**What is being asked**.
Show each line of the data below that has the string "ψηφίσετε" in it.

**Material provided**.
_____

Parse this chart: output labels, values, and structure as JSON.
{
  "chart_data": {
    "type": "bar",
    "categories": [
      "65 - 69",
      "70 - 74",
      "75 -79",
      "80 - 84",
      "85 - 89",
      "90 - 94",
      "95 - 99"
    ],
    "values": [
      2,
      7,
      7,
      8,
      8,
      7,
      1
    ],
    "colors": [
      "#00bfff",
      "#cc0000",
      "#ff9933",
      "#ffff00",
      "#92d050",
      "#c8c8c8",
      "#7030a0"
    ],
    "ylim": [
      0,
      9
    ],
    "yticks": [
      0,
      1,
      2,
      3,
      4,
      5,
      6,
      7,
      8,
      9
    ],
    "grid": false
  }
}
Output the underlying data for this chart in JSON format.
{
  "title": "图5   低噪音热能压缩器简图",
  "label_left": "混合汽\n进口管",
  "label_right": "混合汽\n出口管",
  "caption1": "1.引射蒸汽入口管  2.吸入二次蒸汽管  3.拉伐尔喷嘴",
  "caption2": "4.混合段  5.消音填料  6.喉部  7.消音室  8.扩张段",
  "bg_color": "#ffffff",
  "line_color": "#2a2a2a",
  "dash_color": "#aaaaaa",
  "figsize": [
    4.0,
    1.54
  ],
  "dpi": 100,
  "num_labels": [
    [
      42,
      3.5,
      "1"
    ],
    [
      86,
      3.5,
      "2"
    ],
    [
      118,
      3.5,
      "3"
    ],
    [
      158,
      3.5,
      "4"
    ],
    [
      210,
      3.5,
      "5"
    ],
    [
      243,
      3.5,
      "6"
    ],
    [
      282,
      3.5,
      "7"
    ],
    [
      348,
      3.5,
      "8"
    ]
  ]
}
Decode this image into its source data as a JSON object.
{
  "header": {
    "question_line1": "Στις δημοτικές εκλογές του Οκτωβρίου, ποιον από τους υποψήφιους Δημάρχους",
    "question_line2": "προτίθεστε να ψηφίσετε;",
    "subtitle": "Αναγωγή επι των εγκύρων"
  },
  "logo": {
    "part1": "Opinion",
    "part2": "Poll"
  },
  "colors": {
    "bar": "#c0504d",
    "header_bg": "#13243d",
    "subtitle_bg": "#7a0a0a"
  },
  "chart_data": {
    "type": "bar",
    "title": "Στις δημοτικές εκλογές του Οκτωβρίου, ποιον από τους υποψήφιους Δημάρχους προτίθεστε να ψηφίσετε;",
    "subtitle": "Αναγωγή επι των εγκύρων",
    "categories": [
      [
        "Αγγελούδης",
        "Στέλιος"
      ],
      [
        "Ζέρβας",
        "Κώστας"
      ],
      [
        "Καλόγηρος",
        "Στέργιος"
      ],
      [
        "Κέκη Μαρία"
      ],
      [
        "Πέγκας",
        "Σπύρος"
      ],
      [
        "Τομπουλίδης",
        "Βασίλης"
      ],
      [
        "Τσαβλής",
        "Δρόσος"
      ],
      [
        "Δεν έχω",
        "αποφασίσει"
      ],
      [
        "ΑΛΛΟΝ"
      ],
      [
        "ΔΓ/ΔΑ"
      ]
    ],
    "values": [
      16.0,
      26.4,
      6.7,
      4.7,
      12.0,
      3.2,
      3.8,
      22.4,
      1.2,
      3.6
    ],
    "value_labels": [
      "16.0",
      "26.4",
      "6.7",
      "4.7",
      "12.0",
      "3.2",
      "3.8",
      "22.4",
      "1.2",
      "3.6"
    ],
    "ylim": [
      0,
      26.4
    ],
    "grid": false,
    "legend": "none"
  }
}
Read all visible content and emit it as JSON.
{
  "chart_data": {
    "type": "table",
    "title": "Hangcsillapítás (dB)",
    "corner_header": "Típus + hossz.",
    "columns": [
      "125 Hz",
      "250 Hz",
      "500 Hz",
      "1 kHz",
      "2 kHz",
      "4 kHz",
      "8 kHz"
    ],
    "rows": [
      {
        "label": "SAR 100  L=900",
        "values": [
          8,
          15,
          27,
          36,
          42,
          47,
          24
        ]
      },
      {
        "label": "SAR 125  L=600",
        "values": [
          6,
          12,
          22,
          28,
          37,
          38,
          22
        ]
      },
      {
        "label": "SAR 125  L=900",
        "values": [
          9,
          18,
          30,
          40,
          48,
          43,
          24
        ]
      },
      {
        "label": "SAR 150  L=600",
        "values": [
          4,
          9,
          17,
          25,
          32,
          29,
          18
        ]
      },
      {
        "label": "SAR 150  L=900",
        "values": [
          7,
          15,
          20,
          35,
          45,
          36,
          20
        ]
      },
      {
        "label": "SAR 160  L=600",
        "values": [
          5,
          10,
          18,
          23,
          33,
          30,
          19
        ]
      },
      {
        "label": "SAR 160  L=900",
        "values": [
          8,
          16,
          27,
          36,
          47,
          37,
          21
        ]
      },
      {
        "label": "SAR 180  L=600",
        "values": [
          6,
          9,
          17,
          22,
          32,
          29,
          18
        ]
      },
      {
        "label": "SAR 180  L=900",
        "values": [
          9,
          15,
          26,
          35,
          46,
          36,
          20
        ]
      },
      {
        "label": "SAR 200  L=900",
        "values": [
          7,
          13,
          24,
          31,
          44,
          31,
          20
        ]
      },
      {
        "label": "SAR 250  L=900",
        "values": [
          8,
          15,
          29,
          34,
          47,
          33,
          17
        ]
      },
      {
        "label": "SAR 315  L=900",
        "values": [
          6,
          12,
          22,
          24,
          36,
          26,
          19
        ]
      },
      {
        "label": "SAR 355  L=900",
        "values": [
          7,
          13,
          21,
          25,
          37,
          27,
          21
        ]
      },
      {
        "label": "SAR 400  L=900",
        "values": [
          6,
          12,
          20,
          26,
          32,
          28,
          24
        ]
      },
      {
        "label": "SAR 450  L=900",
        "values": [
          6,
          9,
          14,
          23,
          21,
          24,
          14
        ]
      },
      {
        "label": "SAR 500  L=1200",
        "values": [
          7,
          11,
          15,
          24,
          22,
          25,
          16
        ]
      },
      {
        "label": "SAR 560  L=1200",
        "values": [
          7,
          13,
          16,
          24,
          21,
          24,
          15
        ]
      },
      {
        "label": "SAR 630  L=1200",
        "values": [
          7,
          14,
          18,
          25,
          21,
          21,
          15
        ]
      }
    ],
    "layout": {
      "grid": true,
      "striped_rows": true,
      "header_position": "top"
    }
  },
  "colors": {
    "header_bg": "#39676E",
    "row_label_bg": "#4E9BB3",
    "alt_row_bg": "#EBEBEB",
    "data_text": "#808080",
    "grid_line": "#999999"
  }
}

_____

**Full output**.
    "question_line2": "προτίθεστε να ψηφίσετε;",
    "title": "Στις δημοτικές εκλογές του Οκτωβρίου, ποιον από τους υποψήφιους Δημάρχους προτίθεστε να ψηφίσετε;",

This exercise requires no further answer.